#### Data records ####

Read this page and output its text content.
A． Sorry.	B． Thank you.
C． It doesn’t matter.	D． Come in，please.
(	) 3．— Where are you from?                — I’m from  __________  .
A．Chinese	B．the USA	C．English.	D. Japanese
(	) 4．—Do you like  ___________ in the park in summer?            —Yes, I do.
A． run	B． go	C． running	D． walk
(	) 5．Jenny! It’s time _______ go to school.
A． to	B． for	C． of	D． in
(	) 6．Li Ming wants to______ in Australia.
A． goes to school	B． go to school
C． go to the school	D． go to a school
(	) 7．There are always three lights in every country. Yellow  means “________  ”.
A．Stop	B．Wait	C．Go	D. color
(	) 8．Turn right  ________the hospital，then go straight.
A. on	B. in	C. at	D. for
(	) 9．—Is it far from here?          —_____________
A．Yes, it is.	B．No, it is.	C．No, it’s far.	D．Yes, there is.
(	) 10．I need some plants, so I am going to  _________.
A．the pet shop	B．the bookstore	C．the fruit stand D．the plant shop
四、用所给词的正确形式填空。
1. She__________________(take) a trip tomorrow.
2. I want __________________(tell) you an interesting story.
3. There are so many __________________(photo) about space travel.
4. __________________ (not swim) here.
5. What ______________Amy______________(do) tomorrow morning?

####

- **Problem requirements**
Print the records above in full, exactly.

- **Reply to the exercise**
Read this page and output its text content.
A． Sorry.	B． Thank you.
C． It doesn’t matter.	D． Come in，please.
(	) 3．— Where are you from?                — I’m from  __________  .
A．Chinese	B．the USA	C．English.	D. Japanese
(	) 4．—Do you like  ___________ in the park in summer?            —Yes, I do.
A． run	B． go	C． running	D． walk
(	) 5．Jenny! It’s time _______ go to school.
A． to	B． for	C． of	D． in
(	) 6．Li Ming wants to______ in Australia.
A． goes to school	B． go to school
C． go to the school	D． go to a school
(	) 7．There are always three lights in every country. Yellow  means “________  ”.
A．Stop	B．Wait	C．Go	D. color
(	) 8．Turn right  ________the hospital，then go straight.
A. on	B. in	C. at	D. for
(	) 9．—Is it far from here?          —_____________
A．Yes, it is.	B．No, it is.	C．No, it’s far.	D．Yes, there is.
(	) 10．I need some plants, so I am going to  _________.
A．the pet shop	B．the bookstore	C．the fruit stand D．the plant shop
四、用所给词的正确形式填空。
1. She__________________(take) a trip tomorrow.
2. I want __________________(tell) you an interesting story.
3. There are so many __________________(photo) about space travel.
4. __________________ (not swim) here.
5. What ______________Amy______________(do) tomorrow morning?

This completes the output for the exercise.